** start Data provided **
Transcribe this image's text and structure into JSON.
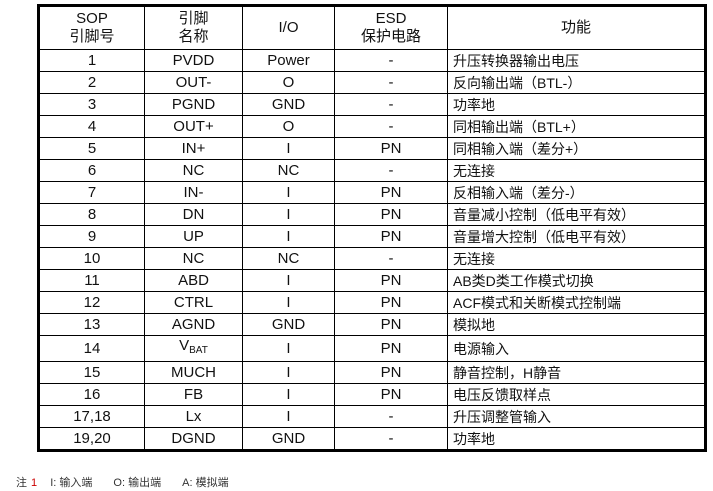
{
  "header_lines": [
    [
      "SOP",
      "引脚号"
    ],
    [
      "引脚",
      "名称"
    ],
    [
      "I/O"
    ],
    [
      "ESD",
      "保护电路"
    ],
    [
      "功能"
    ]
  ],
  "rows": [
    {
      "pin": "1",
      "name": "PVDD",
      "io": "Power",
      "esd": "-",
      "func": "升压转换器输出电压"
    },
    {
      "pin": "2",
      "name": "OUT-",
      "io": "O",
      "esd": "-",
      "func": "反向输出端（BTL-）"
    },
    {
      "pin": "3",
      "name": "PGND",
      "io": "GND",
      "esd": "-",
      "func": "功率地"
    },
    {
      "pin": "4",
      "name": "OUT+",
      "io": "O",
      "esd": "-",
      "func": "同相输出端（BTL+）"
    },
    {
      "pin": "5",
      "name": "IN+",
      "io": "I",
      "esd": "PN",
      "func": "同相输入端（差分+）"
    },
    {
      "pin": "6",
      "name": "NC",
      "io": "NC",
      "esd": "-",
      "func": "无连接"
    },
    {
      "pin": "7",
      "name": "IN-",
      "io": "I",
      "esd": "PN",
      "func": "反相输入端（差分-）"
    },
    {
      "pin": "8",
      "name": "DN",
      "io": "I",
      "esd": "PN",
      "func": "音量减小控制（低电平有效）"
    },
    {
      "pin": "9",
      "name": "UP",
      "io": "I",
      "esd": "PN",
      "func": "音量增大控制（低电平有效）"
    },
    {
      "pin": "10",
      "name": "NC",
      "io": "NC",
      "esd": "-",
      "func": "无连接"
    },
    {
      "pin": "11",
      "name": "ABD",
      "io": "I",
      "esd": "PN",
      "func": "AB类D类工作模式切换"
    },
    {
      "pin": "12",
      "name": "CTRL",
      "io": "I",
      "esd": "PN",
      "func": "ACF模式和关断模式控制端"
    },
    {
      "pin": "13",
      "name": "AGND",
      "io": "GND",
      "esd": "PN",
      "func": "模拟地"
    },
    {
      "pin": "14",
      "name": "V",
      "name_sub": "BAT",
      "io": "I",
      "esd": "PN",
      "func": "电源输入"
    },
    {
      "pin": "15",
      "name": "MUCH",
      "io": "I",
      "esd": "PN",
      "func": "静音控制，H静音"
    },
    {
      "pin": "16",
      "name": "FB",
      "io": "I",
      "esd": "PN",
      "func": "电压反馈取样点"
    },
    {
      "pin": "17,18",
      "name": "Lx",
      "io": "I",
      "esd": "-",
      "func": "升压调整管输入"
    },
    {
      "pin": "19,20",
      "name": "DGND",
      "io": "GND",
      "esd": "-",
      "func": "功率地"
    }
  ],
  "note": {
    "label": "注",
    "number": "1",
    "items": [
      "I: 输入端",
      "O: 输出端",
      "A: 模拟端"
    ]
  }
}
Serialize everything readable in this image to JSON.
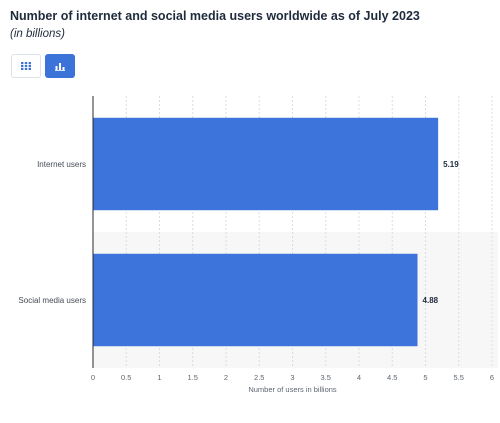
{
  "header": {
    "title": "Number of internet and social media users worldwide as of July 2023",
    "subtitle": "(in billions)"
  },
  "toolbar": {
    "table_view_icon": "grid-icon",
    "chart_view_icon": "bar-chart-icon"
  },
  "colors": {
    "bar": "#3c74db",
    "accent": "#3b73d9",
    "band": "#f7f7f7",
    "grid": "#d9dde2"
  },
  "chart_data": {
    "type": "bar",
    "orientation": "horizontal",
    "categories": [
      "Internet users",
      "Social media users"
    ],
    "values": [
      5.19,
      4.88
    ],
    "value_labels": [
      "5.19",
      "4.88"
    ],
    "xlabel": "Number of users in billions",
    "ylabel": "",
    "xlim": [
      0,
      6
    ],
    "xticks": [
      "0",
      "0.5",
      "1",
      "1.5",
      "2",
      "2.5",
      "3",
      "3.5",
      "4",
      "4.5",
      "5",
      "5.5",
      "6"
    ],
    "grid": true
  }
}
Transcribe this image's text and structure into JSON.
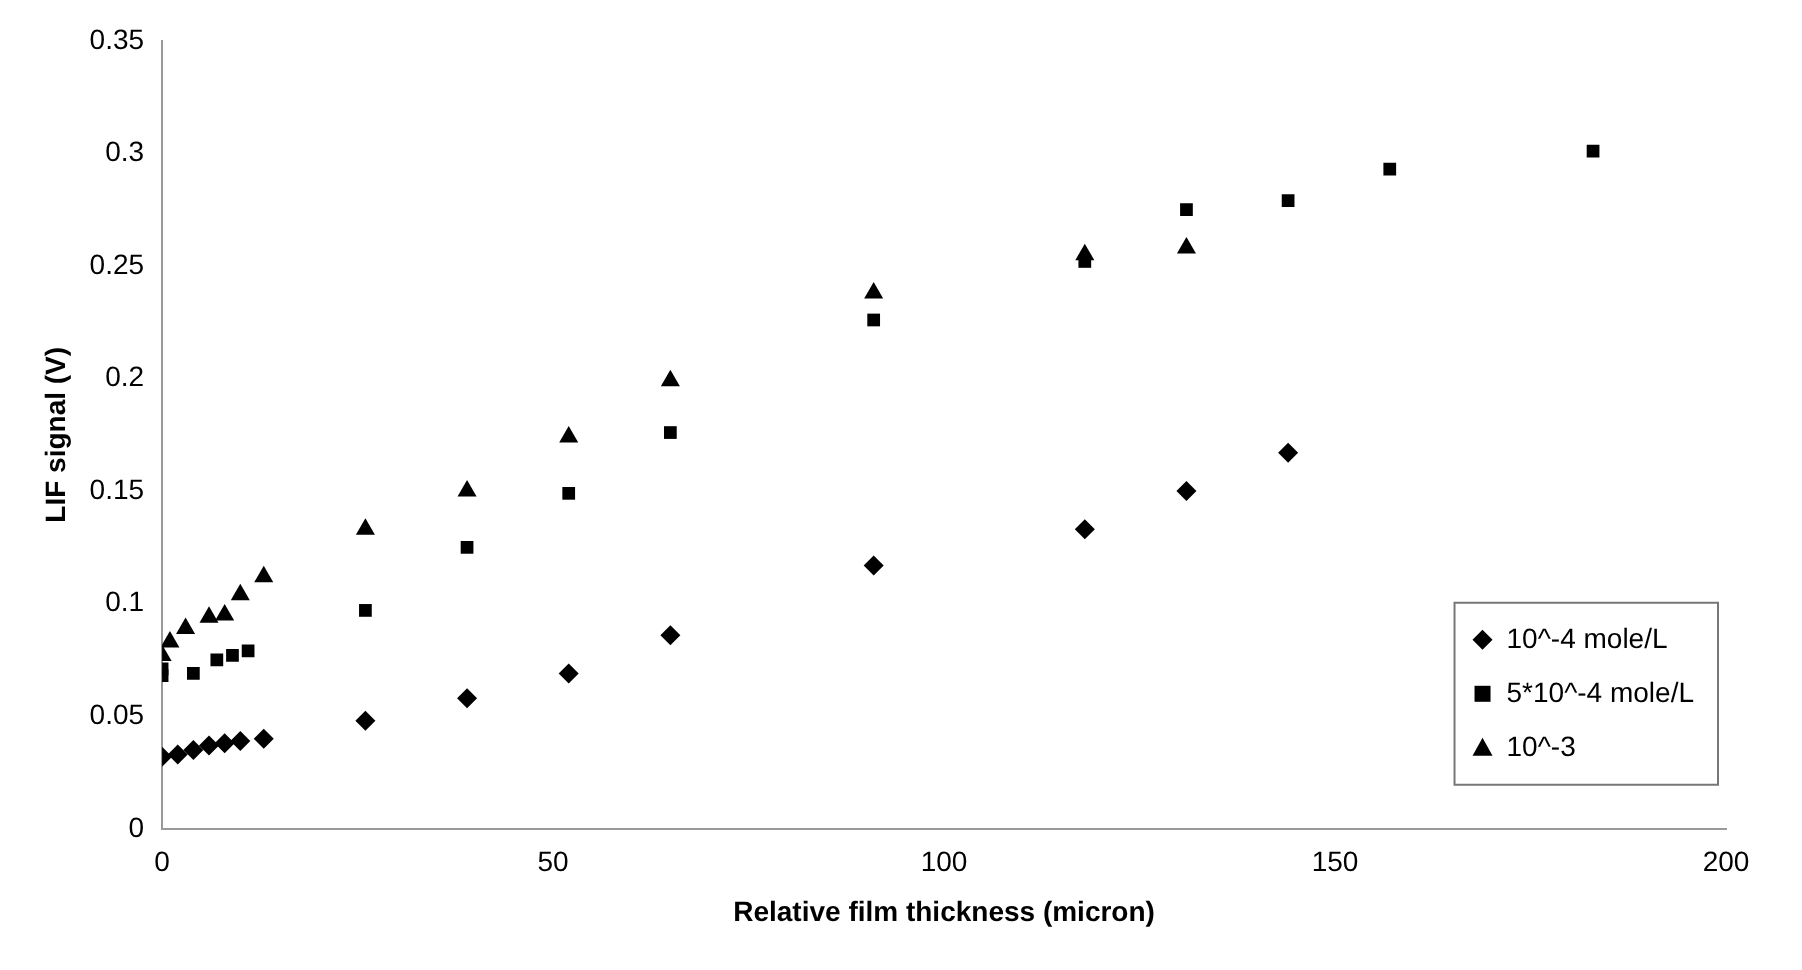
{
  "chart_data": {
    "type": "scatter",
    "xlabel": "Relative film thickness (micron)",
    "ylabel": "LIF signal (V)",
    "xlim": [
      0,
      200
    ],
    "xticks": [
      0,
      50,
      100,
      150,
      200
    ],
    "ylim": [
      0,
      0.35
    ],
    "yticks": [
      0,
      0.05,
      0.1,
      0.15,
      0.2,
      0.25,
      0.3,
      0.35
    ],
    "grid": false,
    "legend": "bottom right",
    "series": [
      {
        "name": "10^-4 mole/L",
        "color": "#000000",
        "marker": "diamond",
        "x": [
          0,
          2,
          4,
          6,
          8,
          10,
          13,
          26,
          39,
          52,
          65,
          91,
          118,
          131,
          144
        ],
        "values": [
          0.032,
          0.033,
          0.035,
          0.037,
          0.038,
          0.039,
          0.04,
          0.048,
          0.058,
          0.069,
          0.086,
          0.117,
          0.133,
          0.15,
          0.167
        ]
      },
      {
        "name": "5*10^-4 mole/L",
        "color": "#000000",
        "marker": "square",
        "x": [
          0,
          0,
          4,
          7,
          9,
          11,
          26,
          39,
          52,
          65,
          91,
          118,
          131,
          144,
          157,
          183
        ],
        "values": [
          0.068,
          0.071,
          0.069,
          0.075,
          0.077,
          0.079,
          0.097,
          0.125,
          0.149,
          0.176,
          0.226,
          0.252,
          0.275,
          0.279,
          0.293,
          0.301
        ]
      },
      {
        "name": "10^-3",
        "color": "#000000",
        "marker": "triangle",
        "x": [
          0,
          1,
          3,
          6,
          8,
          10,
          13,
          26,
          39,
          52,
          65,
          91,
          118,
          131
        ],
        "values": [
          0.077,
          0.083,
          0.089,
          0.094,
          0.095,
          0.104,
          0.112,
          0.133,
          0.15,
          0.174,
          0.199,
          0.238,
          0.255,
          0.258
        ]
      }
    ]
  }
}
** end Data provided **
* **Exercise aim**:
Find the string "icon" in the listing and return every line that holds it.

* **The completed task**:
    "table_view_icon": "grid-icon",
    "chart_view_icon": "bar-chart-icon"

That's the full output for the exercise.